### DIRECTION
Write out all of the entries exactly as given.

[Collected data]

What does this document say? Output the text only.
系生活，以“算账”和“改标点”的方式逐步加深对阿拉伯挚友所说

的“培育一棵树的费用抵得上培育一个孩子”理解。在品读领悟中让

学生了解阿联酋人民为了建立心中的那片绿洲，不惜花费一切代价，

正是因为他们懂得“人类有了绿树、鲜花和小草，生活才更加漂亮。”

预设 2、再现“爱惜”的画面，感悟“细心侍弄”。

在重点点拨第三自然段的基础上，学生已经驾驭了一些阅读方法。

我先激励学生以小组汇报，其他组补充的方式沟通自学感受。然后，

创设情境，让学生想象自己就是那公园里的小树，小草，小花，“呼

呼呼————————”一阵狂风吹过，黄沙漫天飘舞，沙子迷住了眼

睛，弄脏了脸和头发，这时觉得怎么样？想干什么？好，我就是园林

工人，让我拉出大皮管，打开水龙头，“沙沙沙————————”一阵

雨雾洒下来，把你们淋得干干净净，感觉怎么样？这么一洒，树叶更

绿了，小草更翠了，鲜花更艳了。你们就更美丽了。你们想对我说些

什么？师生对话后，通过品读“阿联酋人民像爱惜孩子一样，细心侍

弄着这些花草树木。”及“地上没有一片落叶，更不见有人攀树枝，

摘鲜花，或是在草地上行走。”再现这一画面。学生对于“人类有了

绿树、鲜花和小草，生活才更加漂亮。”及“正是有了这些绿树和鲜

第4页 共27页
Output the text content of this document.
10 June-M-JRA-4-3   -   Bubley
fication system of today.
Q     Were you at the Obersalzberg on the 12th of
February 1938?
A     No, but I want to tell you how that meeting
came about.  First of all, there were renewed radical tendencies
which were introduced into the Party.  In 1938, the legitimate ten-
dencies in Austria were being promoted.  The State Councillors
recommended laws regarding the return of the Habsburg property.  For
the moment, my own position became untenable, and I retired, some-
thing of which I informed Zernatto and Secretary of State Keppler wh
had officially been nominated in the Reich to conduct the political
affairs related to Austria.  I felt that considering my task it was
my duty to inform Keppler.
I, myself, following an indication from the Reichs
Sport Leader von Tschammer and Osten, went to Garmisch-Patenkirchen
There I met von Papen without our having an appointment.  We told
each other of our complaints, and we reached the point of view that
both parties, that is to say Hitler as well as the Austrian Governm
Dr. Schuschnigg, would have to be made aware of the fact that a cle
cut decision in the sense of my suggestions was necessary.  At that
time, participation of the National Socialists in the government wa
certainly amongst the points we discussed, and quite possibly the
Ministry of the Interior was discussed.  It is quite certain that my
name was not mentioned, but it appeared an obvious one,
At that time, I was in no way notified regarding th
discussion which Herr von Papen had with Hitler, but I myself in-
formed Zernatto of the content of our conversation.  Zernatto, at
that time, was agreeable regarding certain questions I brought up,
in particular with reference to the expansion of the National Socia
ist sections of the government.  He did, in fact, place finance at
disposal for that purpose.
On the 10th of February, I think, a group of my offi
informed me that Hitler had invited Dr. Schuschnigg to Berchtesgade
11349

### PROBLEM SOLUTION
What does this document say? Output the text only.
系生活，以“算账”和“改标点”的方式逐步加深对阿拉伯挚友所说

的“培育一棵树的费用抵得上培育一个孩子”理解。在品读领悟中让

学生了解阿联酋人民为了建立心中的那片绿洲，不惜花费一切代价，

正是因为他们懂得“人类有了绿树、鲜花和小草，生活才更加漂亮。”

预设 2、再现“爱惜”的画面，感悟“细心侍弄”。

在重点点拨第三自然段的基础上，学生已经驾驭了一些阅读方法。

我先激励学生以小组汇报，其他组补充的方式沟通自学感受。然后，

创设情境，让学生想象自己就是那公园里的小树，小草，小花，“呼

呼呼————————”一阵狂风吹过，黄沙漫天飘舞，沙子迷住了眼

睛，弄脏了脸和头发，这时觉得怎么样？想干什么？好，我就是园林

工人，让我拉出大皮管，打开水龙头，“沙沙沙————————”一阵

雨雾洒下来，把你们淋得干干净净，感觉怎么样？这么一洒，树叶更

绿了，小草更翠了，鲜花更艳了。你们就更美丽了。你们想对我说些

什么？师生对话后，通过品读“阿联酋人民像爱惜孩子一样，细心侍

弄着这些花草树木。”及“地上没有一片落叶，更不见有人攀树枝，

摘鲜花，或是在草地上行走。”再现这一画面。学生对于“人类有了

绿树、鲜花和小草，生活才更加漂亮。”及“正是有了这些绿树和鲜

第4页 共27页
Output the text content of this document.
10 June-M-JRA-4-3   -   Bubley
fication system of today.
Q     Were you at the Obersalzberg on the 12th of
February 1938?
A     No, but I want to tell you how that meeting
came about.  First of all, there were renewed radical tendencies
which were introduced into the Party.  In 1938, the legitimate ten-
dencies in Austria were being promoted.  The State Councillors
recommended laws regarding the return of the Habsburg property.  For
the moment, my own position became untenable, and I retired, some-
thing of which I informed Zernatto and Secretary of State Keppler wh
had officially been nominated in the Reich to conduct the political
affairs related to Austria.  I felt that considering my task it was
my duty to inform Keppler.
I, myself, following an indication from the Reichs
Sport Leader von Tschammer and Osten, went to Garmisch-Patenkirchen
There I met von Papen without our having an appointment.  We told
each other of our complaints, and we reached the point of view that
both parties, that is to say Hitler as well as the Austrian Governm
Dr. Schuschnigg, would have to be made aware of the fact that a cle
cut decision in the sense of my suggestions was necessary.  At that
time, participation of the National Socialists in the government wa
certainly amongst the points we discussed, and quite possibly the
Ministry of the Interior was discussed.  It is quite certain that my
name was not mentioned, but it appeared an obvious one,
At that time, I was in no way notified regarding th
discussion which Herr von Papen had with Hitler, but I myself in-
formed Zernatto of the content of our conversation.  Zernatto, at
that time, was agreeable regarding certain questions I brought up,
in particular with reference to the expansion of the National Socia
ist sections of the government.  He did, in fact, place finance at
disposal for that purpose.
On the 10th of February, I think, a group of my offi
informed me that Hitler had invited Dr. Schuschnigg to Berchtesgade
11349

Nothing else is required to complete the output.